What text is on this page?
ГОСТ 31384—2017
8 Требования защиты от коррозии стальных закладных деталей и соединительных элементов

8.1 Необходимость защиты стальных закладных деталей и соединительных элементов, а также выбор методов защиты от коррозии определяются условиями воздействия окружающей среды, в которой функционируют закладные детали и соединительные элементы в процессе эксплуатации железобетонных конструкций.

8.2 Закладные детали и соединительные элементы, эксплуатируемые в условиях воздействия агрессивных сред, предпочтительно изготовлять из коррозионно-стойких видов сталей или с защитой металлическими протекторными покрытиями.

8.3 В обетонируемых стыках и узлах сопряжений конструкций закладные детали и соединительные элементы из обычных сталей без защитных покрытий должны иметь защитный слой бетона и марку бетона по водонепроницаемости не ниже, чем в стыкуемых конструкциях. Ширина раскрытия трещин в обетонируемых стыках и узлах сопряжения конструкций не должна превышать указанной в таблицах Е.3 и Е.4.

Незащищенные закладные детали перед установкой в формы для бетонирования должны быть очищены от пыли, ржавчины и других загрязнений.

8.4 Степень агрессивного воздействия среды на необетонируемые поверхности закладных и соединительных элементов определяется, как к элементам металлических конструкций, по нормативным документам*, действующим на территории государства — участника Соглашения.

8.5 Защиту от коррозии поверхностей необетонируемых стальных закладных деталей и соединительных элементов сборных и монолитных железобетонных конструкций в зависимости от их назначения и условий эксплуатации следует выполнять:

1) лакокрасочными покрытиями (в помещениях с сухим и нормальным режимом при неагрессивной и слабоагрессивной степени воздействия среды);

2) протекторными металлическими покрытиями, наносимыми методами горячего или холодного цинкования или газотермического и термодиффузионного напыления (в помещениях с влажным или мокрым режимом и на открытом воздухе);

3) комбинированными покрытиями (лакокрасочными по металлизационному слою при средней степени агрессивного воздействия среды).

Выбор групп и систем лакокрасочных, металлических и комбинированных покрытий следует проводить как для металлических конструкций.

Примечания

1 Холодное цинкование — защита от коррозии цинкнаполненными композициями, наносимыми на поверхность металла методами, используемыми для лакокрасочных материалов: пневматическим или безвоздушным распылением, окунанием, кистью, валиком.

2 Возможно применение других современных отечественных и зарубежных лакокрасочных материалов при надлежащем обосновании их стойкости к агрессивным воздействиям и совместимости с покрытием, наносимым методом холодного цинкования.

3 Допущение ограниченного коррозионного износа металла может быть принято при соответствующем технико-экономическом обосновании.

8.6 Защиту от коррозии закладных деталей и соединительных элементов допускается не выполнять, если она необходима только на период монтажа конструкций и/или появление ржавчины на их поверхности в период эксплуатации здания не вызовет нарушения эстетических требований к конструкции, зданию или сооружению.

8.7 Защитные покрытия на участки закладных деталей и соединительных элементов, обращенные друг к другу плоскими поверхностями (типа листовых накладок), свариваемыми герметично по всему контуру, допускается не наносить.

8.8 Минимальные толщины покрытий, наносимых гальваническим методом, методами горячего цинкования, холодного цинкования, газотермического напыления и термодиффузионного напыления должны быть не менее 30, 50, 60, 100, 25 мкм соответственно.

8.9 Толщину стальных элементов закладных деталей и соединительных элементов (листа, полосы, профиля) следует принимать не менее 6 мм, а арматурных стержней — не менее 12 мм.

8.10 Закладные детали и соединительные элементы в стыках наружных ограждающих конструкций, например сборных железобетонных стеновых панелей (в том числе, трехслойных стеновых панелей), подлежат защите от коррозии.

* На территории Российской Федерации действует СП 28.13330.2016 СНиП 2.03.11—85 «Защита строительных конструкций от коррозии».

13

- - - - - - -

*Task directions*. Repeat the material above in full, quoting it exactly.

*The result*.
What text is on this page?
ГОСТ 31384—2017
8 Требования защиты от коррозии стальных закладных деталей и соединительных элементов

8.1 Необходимость защиты стальных закладных деталей и соединительных элементов, а также выбор методов защиты от коррозии определяются условиями воздействия окружающей среды, в которой функционируют закладные детали и соединительные элементы в процессе эксплуатации железобетонных конструкций.

8.2 Закладные детали и соединительные элементы, эксплуатируемые в условиях воздействия агрессивных сред, предпочтительно изготовлять из коррозионно-стойких видов сталей или с защитой металлическими протекторными покрытиями.

8.3 В обетонируемых стыках и узлах сопряжений конструкций закладные детали и соединительные элементы из обычных сталей без защитных покрытий должны иметь защитный слой бетона и марку бетона по водонепроницаемости не ниже, чем в стыкуемых конструкциях. Ширина раскрытия трещин в обетонируемых стыках и узлах сопряжения конструкций не должна превышать указанной в таблицах Е.3 и Е.4.

Незащищенные закладные детали перед установкой в формы для бетонирования должны быть очищены от пыли, ржавчины и других загрязнений.

8.4 Степень агрессивного воздействия среды на необетонируемые поверхности закладных и соединительных элементов определяется, как к элементам металлических конструкций, по нормативным документам*, действующим на территории государства — участника Соглашения.

8.5 Защиту от коррозии поверхностей необетонируемых стальных закладных деталей и соединительных элементов сборных и монолитных железобетонных конструкций в зависимости от их назначения и условий эксплуатации следует выполнять:

1) лакокрасочными покрытиями (в помещениях с сухим и нормальным режимом при неагрессивной и слабоагрессивной степени воздействия среды);

2) протекторными металлическими покрытиями, наносимыми методами горячего или холодного цинкования или газотермического и термодиффузионного напыления (в помещениях с влажным или мокрым режимом и на открытом воздухе);

3) комбинированными покрытиями (лакокрасочными по металлизационному слою при средней степени агрессивного воздействия среды).

Выбор групп и систем лакокрасочных, металлических и комбинированных покрытий следует проводить как для металлических конструкций.

Примечания

1 Холодное цинкование — защита от коррозии цинкнаполненными композициями, наносимыми на поверхность металла методами, используемыми для лакокрасочных материалов: пневматическим или безвоздушным распылением, окунанием, кистью, валиком.

2 Возможно применение других современных отечественных и зарубежных лакокрасочных материалов при надлежащем обосновании их стойкости к агрессивным воздействиям и совместимости с покрытием, наносимым методом холодного цинкования.

3 Допущение ограниченного коррозионного износа металла может быть принято при соответствующем технико-экономическом обосновании.

8.6 Защиту от коррозии закладных деталей и соединительных элементов допускается не выполнять, если она необходима только на период монтажа конструкций и/или появление ржавчины на их поверхности в период эксплуатации здания не вызовет нарушения эстетических требований к конструкции, зданию или сооружению.

8.7 Защитные покрытия на участки закладных деталей и соединительных элементов, обращенные друг к другу плоскими поверхностями (типа листовых накладок), свариваемыми герметично по всему контуру, допускается не наносить.

8.8 Минимальные толщины покрытий, наносимых гальваническим методом, методами горячего цинкования, холодного цинкования, газотермического напыления и термодиффузионного напыления должны быть не менее 30, 50, 60, 100, 25 мкм соответственно.

8.9 Толщину стальных элементов закладных деталей и соединительных элементов (листа, полосы, профиля) следует принимать не менее 6 мм, а арматурных стержней — не менее 12 мм.

8.10 Закладные детали и соединительные элементы в стыках наружных ограждающих конструкций, например сборных железобетонных стеновых панелей (в том числе, трехслойных стеновых панелей), подлежат защите от коррозии.

* На территории Российской Федерации действует СП 28.13330.2016 СНиП 2.03.11—85 «Защита строительных конструкций от коррозии».

13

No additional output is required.